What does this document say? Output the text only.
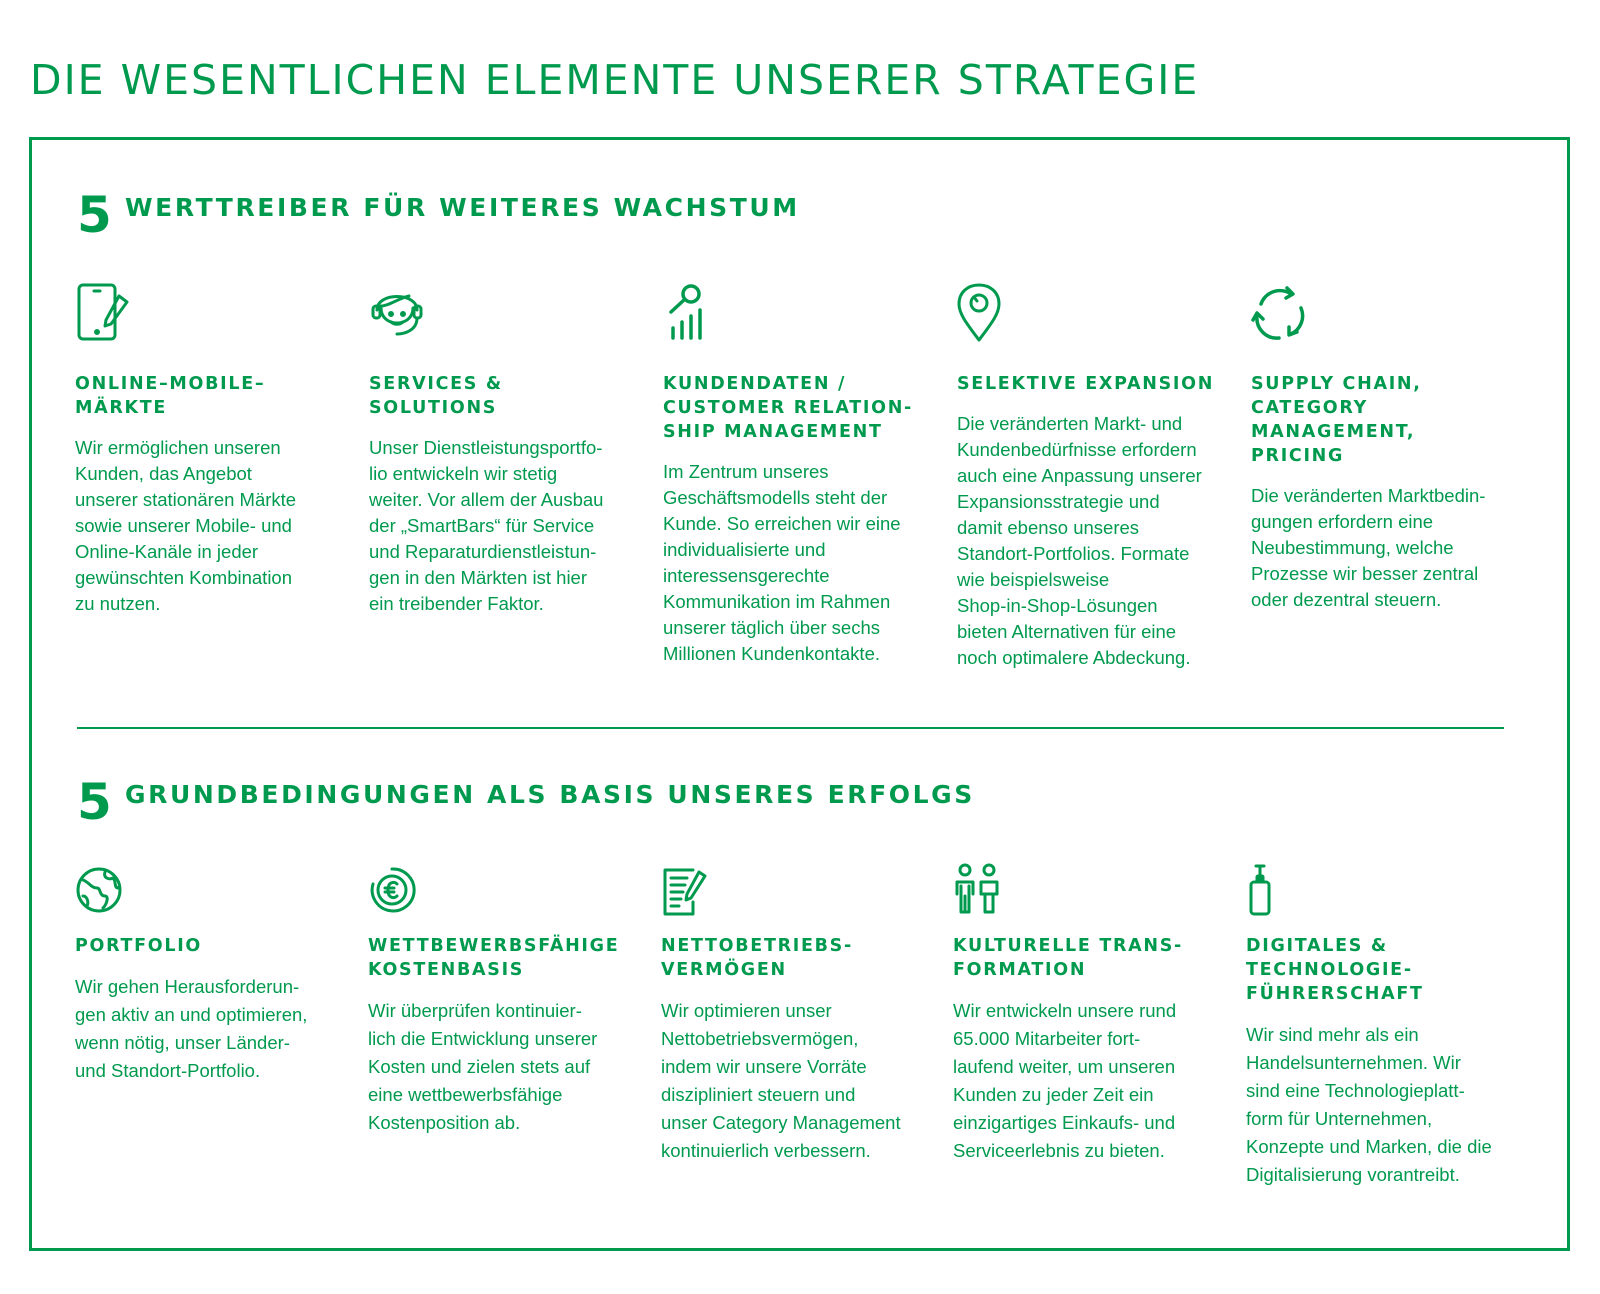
DIE WESENTLICHEN ELEMENTE UNSERER STRATEGIE
5 WERTTREIBER FÜR WEITERES WACHSTUM
ONLINE–MOBILE–MÄRKTE
Wir ermöglichen unseren
Kunden, das Angebot
unserer stationären Märkte
sowie unserer Mobile- und
Online-Kanäle in jeder
gewünschten Kombination
zu nutzen.
SERVICES &
SOLUTIONS
Unser Dienstleistungsportfo-
lio entwickeln wir stetig
weiter. Vor allem der Ausbau
der „SmartBars“ für Service
und Reparaturdienstleistun-
gen in den Märkten ist hier
ein treibender Faktor.
KUNDENDATEN /
CUSTOMER RELATION-
SHIP MANAGEMENT
Im Zentrum unseres
Geschäftsmodells steht der
Kunde. So erreichen wir eine
individualisierte und
interessensgerechte
Kommunikation im Rahmen
unserer täglich über sechs
Millionen Kundenkontakte.
SELEKTIVE EXPANSION
Die veränderten Markt- und
Kundenbedürfnisse erfordern
auch eine Anpassung unserer
Expansionsstrategie und
damit ebenso unseres
Standort-Portfolios. Formate
wie beispielsweise
Shop-in-Shop-Lösungen
bieten Alternativen für eine
noch optimalere Abdeckung.
SUPPLY CHAIN,
CATEGORY MANAGEMENT,
PRICING
Die veränderten Marktbedin-
gungen erfordern eine
Neubestimmung, welche
Prozesse wir besser zentral
oder dezentral steuern.
5 GRUNDBEDINGUNGEN ALS BASIS UNSERES ERFOLGS
PORTFOLIO
Wir gehen Herausforderun-
gen aktiv an und optimieren,
wenn nötig, unser Länder-
und Standort-Portfolio.
WETTBEWERBSFÄHIGE
KOSTENBASIS
Wir überprüfen kontinuier-
lich die Entwicklung unserer
Kosten und zielen stets auf
eine wettbewerbsfähige
Kostenposition ab.
NETTOBETRIEBS-
VERMÖGEN
Wir optimieren unser
Nettobetriebsvermögen,
indem wir unsere Vorräte
diszipliniert steuern und
unser Category Management
kontinuierlich verbessern.
KULTURELLE TRANS-
FORMATION
Wir entwickeln unsere rund
65.000 Mitarbeiter fort-
laufend weiter, um unseren
Kunden zu jeder Zeit ein
einzigartiges Einkaufs- und
Serviceerlebnis zu bieten.
DIGITALES &
TECHNOLOGIE-
FÜHRERSCHAFT
Wir sind mehr als ein
Handelsunternehmen. Wir
sind eine Technologieplatt-
form für Unternehmen,
Konzepte und Marken, die die
Digitalisierung vorantreibt.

====================

**TASK PROMPT**
Print out every entry above without changing a word, and leave out the pictures.

**EXERCISE RESULT**
What does this document say? Output the text only.
DIE WESENTLICHEN ELEMENTE UNSERER STRATEGIE
5 WERTTREIBER FÜR WEITERES WACHSTUM
ONLINE–MOBILE–MÄRKTE
Wir ermöglichen unseren
Kunden, das Angebot
unserer stationären Märkte
sowie unserer Mobile- und
Online-Kanäle in jeder
gewünschten Kombination
zu nutzen.
SERVICES &
SOLUTIONS
Unser Dienstleistungsportfo-
lio entwickeln wir stetig
weiter. Vor allem der Ausbau
der „SmartBars“ für Service
und Reparaturdienstleistun-
gen in den Märkten ist hier
ein treibender Faktor.
KUNDENDATEN /
CUSTOMER RELATION-
SHIP MANAGEMENT
Im Zentrum unseres
Geschäftsmodells steht der
Kunde. So erreichen wir eine
individualisierte und
interessensgerechte
Kommunikation im Rahmen
unserer täglich über sechs
Millionen Kundenkontakte.
SELEKTIVE EXPANSION
Die veränderten Markt- und
Kundenbedürfnisse erfordern
auch eine Anpassung unserer
Expansionsstrategie und
damit ebenso unseres
Standort-Portfolios. Formate
wie beispielsweise
Shop-in-Shop-Lösungen
bieten Alternativen für eine
noch optimalere Abdeckung.
SUPPLY CHAIN,
CATEGORY MANAGEMENT,
PRICING
Die veränderten Marktbedin-
gungen erfordern eine
Neubestimmung, welche
Prozesse wir besser zentral
oder dezentral steuern.
5 GRUNDBEDINGUNGEN ALS BASIS UNSERES ERFOLGS
PORTFOLIO
Wir gehen Herausforderun-
gen aktiv an und optimieren,
wenn nötig, unser Länder-
und Standort-Portfolio.
WETTBEWERBSFÄHIGE
KOSTENBASIS
Wir überprüfen kontinuier-
lich die Entwicklung unserer
Kosten und zielen stets auf
eine wettbewerbsfähige
Kostenposition ab.
NETTOBETRIEBS-
VERMÖGEN
Wir optimieren unser
Nettobetriebsvermögen,
indem wir unsere Vorräte
diszipliniert steuern und
unser Category Management
kontinuierlich verbessern.
KULTURELLE TRANS-
FORMATION
Wir entwickeln unsere rund
65.000 Mitarbeiter fort-
laufend weiter, um unseren
Kunden zu jeder Zeit ein
einzigartiges Einkaufs- und
Serviceerlebnis zu bieten.
DIGITALES &
TECHNOLOGIE-
FÜHRERSCHAFT
Wir sind mehr als ein
Handelsunternehmen. Wir
sind eine Technologieplatt-
form für Unternehmen,
Konzepte und Marken, die die
Digitalisierung vorantreibt.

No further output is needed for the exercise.